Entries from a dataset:

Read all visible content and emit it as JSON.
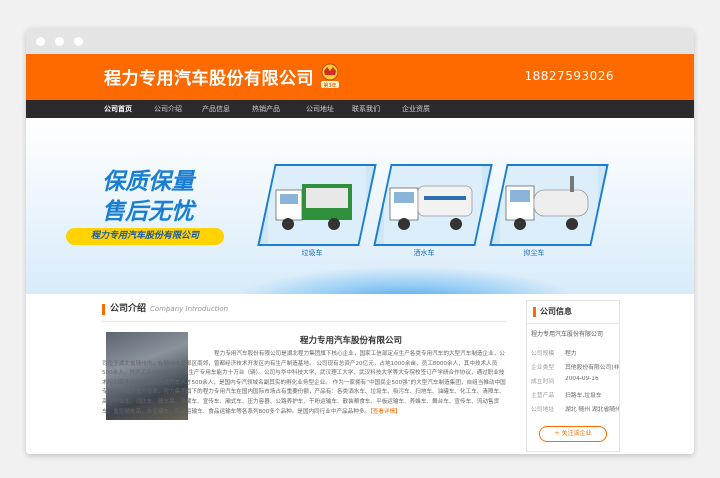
{
  "header": {
    "company_name": "程力专用汽车股份有限公司",
    "badge_text": "第3年",
    "phone": "18827593026"
  },
  "nav": {
    "items": [
      "公司首页",
      "公司介绍",
      "产品信息",
      "热销产品",
      "公司地址",
      "联系我们",
      "企业资质"
    ],
    "active_index": 0
  },
  "banner": {
    "slogan_line1": "保质保量",
    "slogan_line2": "售后无忧",
    "slogan_bar": "程力专用汽车股份有限公司",
    "trucks": [
      "垃圾车",
      "洒水车",
      "抑尘车"
    ]
  },
  "intro": {
    "section_title": "公司介绍",
    "section_subtitle": "Company Introduction",
    "article_title": "程力专用汽车股份有限公司",
    "article_text": "程力专用汽车股份有限公司是湖北程力集团旗下核心企业，国家工信部定点生产各类专用汽车的大型汽车制造企业，公司位于湖北省随州市，在随州市曾都区南郊，曾都经济技术开发区内有生产制造基地。 公司现有总资产20亿元，占地1000余亩，员工8000余人，其中技术人员500余人，技术工人2000余名，年生产专用车能力十万台（辆）。公司与华中科技大学、武汉理工大学、武汉科技大学等大专院校签订产学研合作协议，通过职业技术培训每年向社会输出各类汽车人才500余人，是国内专汽领域名副其实的孵化业务型企业。 作为一家拥有“中国民企500强”的大型汽车制造集团，自组当推动中国专用车发展的重大使命。程力集团旗下的程力专用汽车在国内国际市场占有重要份额，产品有：各类洒水车、垃圾车、吸污车、扫地车、油罐车、化工车、清障车、高空作业车、消防车、随车吊、冷藏车、宣传车、厢式车、压力容器、公路养护车、干粉运输车、散装粮食车、平板运输车、养蜂车、舞台车、宣传车、流动售货车、重型随车吊、水泥罐车、药品运输车、食品运输车等各系列800多个品种。是国内同行业中产品品种多。",
    "more_label": "【查看详情】"
  },
  "side": {
    "title": "公司信息",
    "company": "程力专用汽车股份有限公司",
    "rows": [
      {
        "k": "公司规模",
        "v": "程力"
      },
      {
        "k": "企业类型",
        "v": "其他股份有限公司(非上市)"
      },
      {
        "k": "成立时间",
        "v": "2004-09-16"
      },
      {
        "k": "主营产品",
        "v": "扫路车,垃圾车"
      },
      {
        "k": "公司地址",
        "v": "湖北 随州 湖北省随州市"
      }
    ],
    "follow_label": "+ 关注该企业"
  },
  "colors": {
    "brand": "#ff6a00",
    "nav_bg": "#2b2b2b",
    "accent_blue": "#1a7fd2",
    "slogan_yellow": "#ffd200"
  }
}
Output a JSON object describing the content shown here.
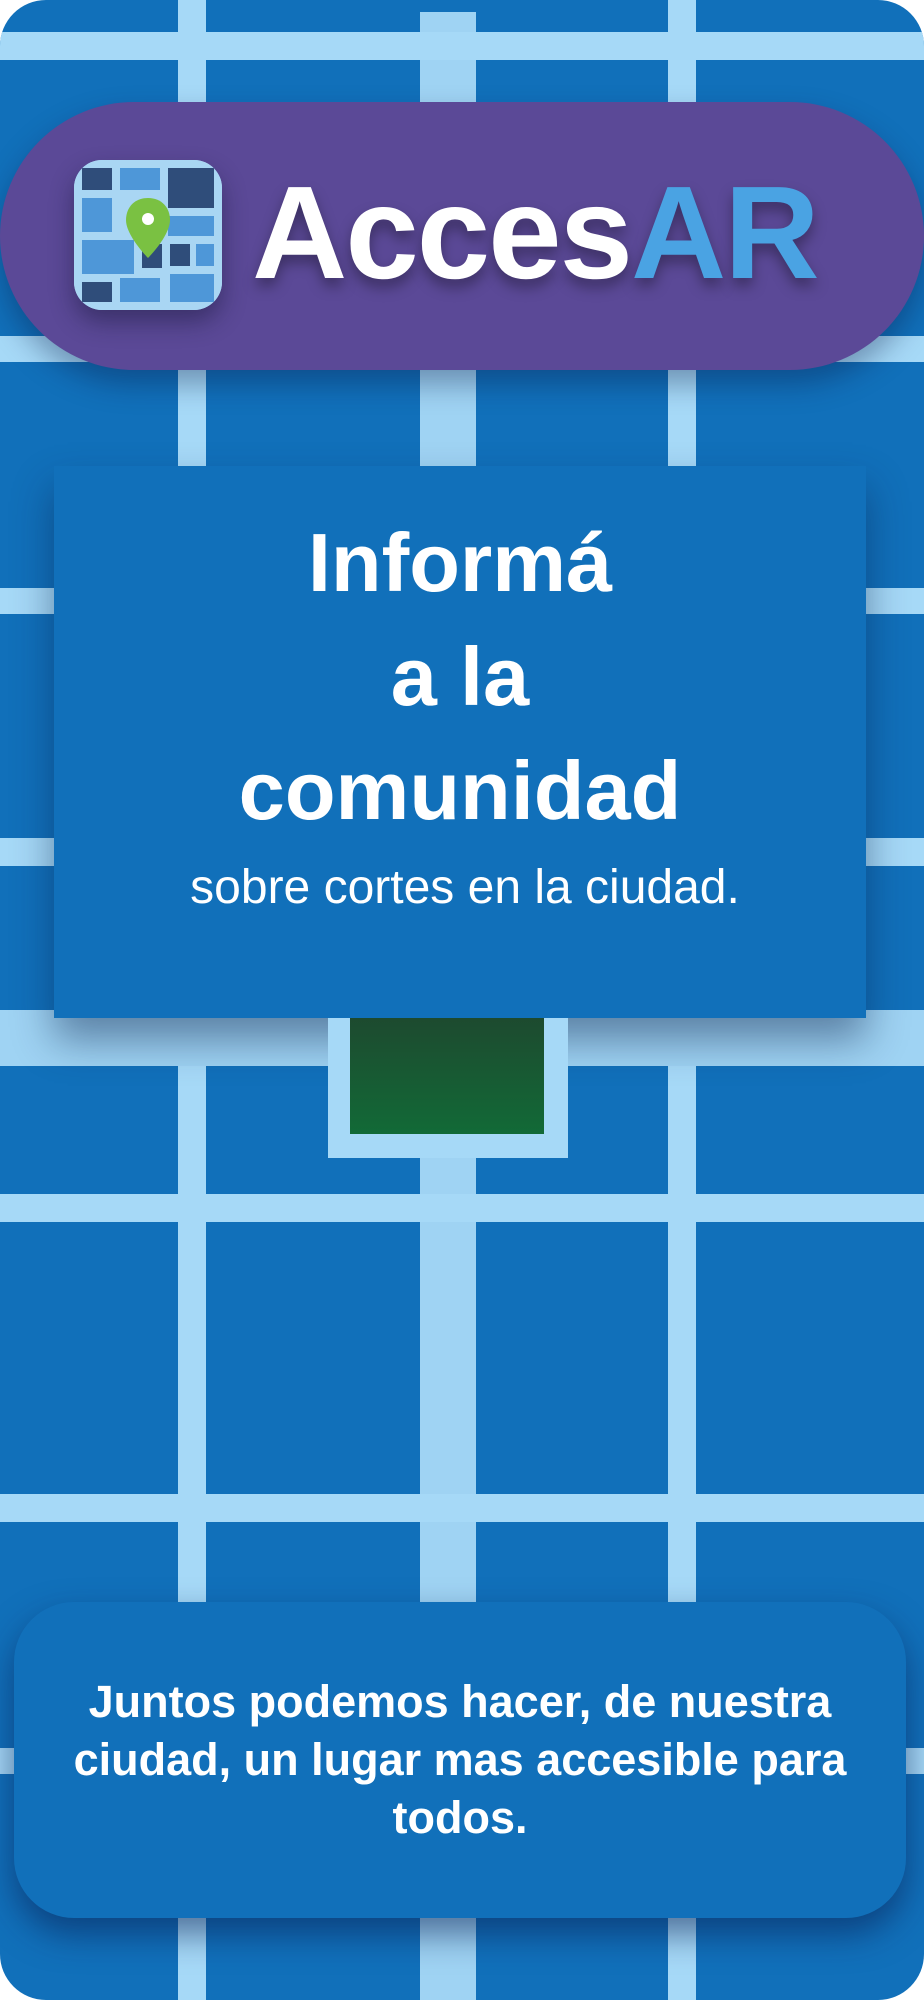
{
  "brand": {
    "logo_part1": "Acces",
    "logo_part2": "AR",
    "icon": "map-pin-icon",
    "colors": {
      "header": "#5b4997",
      "accent": "#4aa3e3",
      "background": "#1170ba",
      "roads": "#a6d9f7",
      "pin": "#7ac142",
      "marker": "#136a37"
    }
  },
  "card": {
    "headline_line1": "Informá",
    "headline_line2": "a la",
    "headline_line3": "comunidad",
    "subline": "sobre cortes en la ciudad."
  },
  "footer": {
    "message": "Juntos podemos hacer, de nuestra ciudad, un lugar mas accesible para todos."
  }
}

Objective:
Gather every line from the entries above where the word "ciudad" appears, and copy them.

Task result:
    "subline": "sobre cortes en la ciudad."
    "message": "Juntos podemos hacer, de nuestra ciudad, un lugar mas accesible para todos."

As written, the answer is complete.